**What to work on**
Print the full listing exactly.

**Stored records**
+ + + +
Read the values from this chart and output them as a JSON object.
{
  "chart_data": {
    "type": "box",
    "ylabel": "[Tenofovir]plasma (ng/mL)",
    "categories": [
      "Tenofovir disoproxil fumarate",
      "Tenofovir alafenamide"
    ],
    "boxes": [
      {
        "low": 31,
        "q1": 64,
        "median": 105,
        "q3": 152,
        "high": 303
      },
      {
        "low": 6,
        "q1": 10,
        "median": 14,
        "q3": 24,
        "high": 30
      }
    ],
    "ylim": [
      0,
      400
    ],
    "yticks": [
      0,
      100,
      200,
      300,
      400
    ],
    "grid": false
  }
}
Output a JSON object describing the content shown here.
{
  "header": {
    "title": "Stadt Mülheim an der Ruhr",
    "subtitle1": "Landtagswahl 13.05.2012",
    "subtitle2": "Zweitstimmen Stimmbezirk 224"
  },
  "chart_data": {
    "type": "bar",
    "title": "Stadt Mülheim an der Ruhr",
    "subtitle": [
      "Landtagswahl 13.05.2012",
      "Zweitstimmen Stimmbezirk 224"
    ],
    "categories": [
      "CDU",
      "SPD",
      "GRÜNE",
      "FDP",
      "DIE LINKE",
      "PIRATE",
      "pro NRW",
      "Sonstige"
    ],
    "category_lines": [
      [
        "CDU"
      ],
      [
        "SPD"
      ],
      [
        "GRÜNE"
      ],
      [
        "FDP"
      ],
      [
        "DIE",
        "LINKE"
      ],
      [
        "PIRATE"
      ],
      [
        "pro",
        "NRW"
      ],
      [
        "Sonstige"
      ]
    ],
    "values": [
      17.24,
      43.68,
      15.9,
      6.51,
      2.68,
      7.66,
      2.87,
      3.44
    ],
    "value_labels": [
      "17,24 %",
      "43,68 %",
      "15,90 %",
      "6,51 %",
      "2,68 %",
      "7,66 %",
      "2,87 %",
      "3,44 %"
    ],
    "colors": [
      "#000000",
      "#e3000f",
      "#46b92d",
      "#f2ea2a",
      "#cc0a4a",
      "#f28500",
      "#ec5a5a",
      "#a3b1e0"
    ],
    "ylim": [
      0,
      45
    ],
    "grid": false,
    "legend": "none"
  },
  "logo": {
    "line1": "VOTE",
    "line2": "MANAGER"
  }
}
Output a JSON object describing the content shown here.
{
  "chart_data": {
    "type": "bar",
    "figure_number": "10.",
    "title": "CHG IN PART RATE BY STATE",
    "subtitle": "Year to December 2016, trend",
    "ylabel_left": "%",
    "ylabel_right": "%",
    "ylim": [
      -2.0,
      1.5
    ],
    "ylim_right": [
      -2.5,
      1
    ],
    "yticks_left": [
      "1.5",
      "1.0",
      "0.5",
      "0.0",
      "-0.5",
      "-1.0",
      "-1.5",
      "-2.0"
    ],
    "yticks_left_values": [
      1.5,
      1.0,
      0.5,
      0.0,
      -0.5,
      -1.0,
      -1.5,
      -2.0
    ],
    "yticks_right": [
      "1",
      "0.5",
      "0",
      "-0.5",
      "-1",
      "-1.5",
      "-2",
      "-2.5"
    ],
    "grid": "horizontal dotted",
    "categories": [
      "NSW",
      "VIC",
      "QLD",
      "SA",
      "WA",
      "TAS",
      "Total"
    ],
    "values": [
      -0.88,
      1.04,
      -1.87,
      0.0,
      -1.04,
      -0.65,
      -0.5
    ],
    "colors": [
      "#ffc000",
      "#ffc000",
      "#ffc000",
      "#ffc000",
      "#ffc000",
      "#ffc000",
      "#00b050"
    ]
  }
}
+ + + +
**Written solution**
Read the values from this chart and output them as a JSON object.
{
  "chart_data": {
    "type": "box",
    "ylabel": "[Tenofovir]plasma (ng/mL)",
    "categories": [
      "Tenofovir disoproxil fumarate",
      "Tenofovir alafenamide"
    ],
    "boxes": [
      {
        "low": 31,
        "q1": 64,
        "median": 105,
        "q3": 152,
        "high": 303
      },
      {
        "low": 6,
        "q1": 10,
        "median": 14,
        "q3": 24,
        "high": 30
      }
    ],
    "ylim": [
      0,
      400
    ],
    "yticks": [
      0,
      100,
      200,
      300,
      400
    ],
    "grid": false
  }
}
Output a JSON object describing the content shown here.
{
  "header": {
    "title": "Stadt Mülheim an der Ruhr",
    "subtitle1": "Landtagswahl 13.05.2012",
    "subtitle2": "Zweitstimmen Stimmbezirk 224"
  },
  "chart_data": {
    "type": "bar",
    "title": "Stadt Mülheim an der Ruhr",
    "subtitle": [
      "Landtagswahl 13.05.2012",
      "Zweitstimmen Stimmbezirk 224"
    ],
    "categories": [
      "CDU",
      "SPD",
      "GRÜNE",
      "FDP",
      "DIE LINKE",
      "PIRATE",
      "pro NRW",
      "Sonstige"
    ],
    "category_lines": [
      [
        "CDU"
      ],
      [
        "SPD"
      ],
      [
        "GRÜNE"
      ],
      [
        "FDP"
      ],
      [
        "DIE",
        "LINKE"
      ],
      [
        "PIRATE"
      ],
      [
        "pro",
        "NRW"
      ],
      [
        "Sonstige"
      ]
    ],
    "values": [
      17.24,
      43.68,
      15.9,
      6.51,
      2.68,
      7.66,
      2.87,
      3.44
    ],
    "value_labels": [
      "17,24 %",
      "43,68 %",
      "15,90 %",
      "6,51 %",
      "2,68 %",
      "7,66 %",
      "2,87 %",
      "3,44 %"
    ],
    "colors": [
      "#000000",
      "#e3000f",
      "#46b92d",
      "#f2ea2a",
      "#cc0a4a",
      "#f28500",
      "#ec5a5a",
      "#a3b1e0"
    ],
    "ylim": [
      0,
      45
    ],
    "grid": false,
    "legend": "none"
  },
  "logo": {
    "line1": "VOTE",
    "line2": "MANAGER"
  }
}
Output a JSON object describing the content shown here.
{
  "chart_data": {
    "type": "bar",
    "figure_number": "10.",
    "title": "CHG IN PART RATE BY STATE",
    "subtitle": "Year to December 2016, trend",
    "ylabel_left": "%",
    "ylabel_right": "%",
    "ylim": [
      -2.0,
      1.5
    ],
    "ylim_right": [
      -2.5,
      1
    ],
    "yticks_left": [
      "1.5",
      "1.0",
      "0.5",
      "0.0",
      "-0.5",
      "-1.0",
      "-1.5",
      "-2.0"
    ],
    "yticks_left_values": [
      1.5,
      1.0,
      0.5,
      0.0,
      -0.5,
      -1.0,
      -1.5,
      -2.0
    ],
    "yticks_right": [
      "1",
      "0.5",
      "0",
      "-0.5",
      "-1",
      "-1.5",
      "-2",
      "-2.5"
    ],
    "grid": "horizontal dotted",
    "categories": [
      "NSW",
      "VIC",
      "QLD",
      "SA",
      "WA",
      "TAS",
      "Total"
    ],
    "values": [
      -0.88,
      1.04,
      -1.87,
      0.0,
      -1.04,
      -0.65,
      -0.5
    ],
    "colors": [
      "#ffc000",
      "#ffc000",
      "#ffc000",
      "#ffc000",
      "#ffc000",
      "#ffc000",
      "#00b050"
    ]
  }
}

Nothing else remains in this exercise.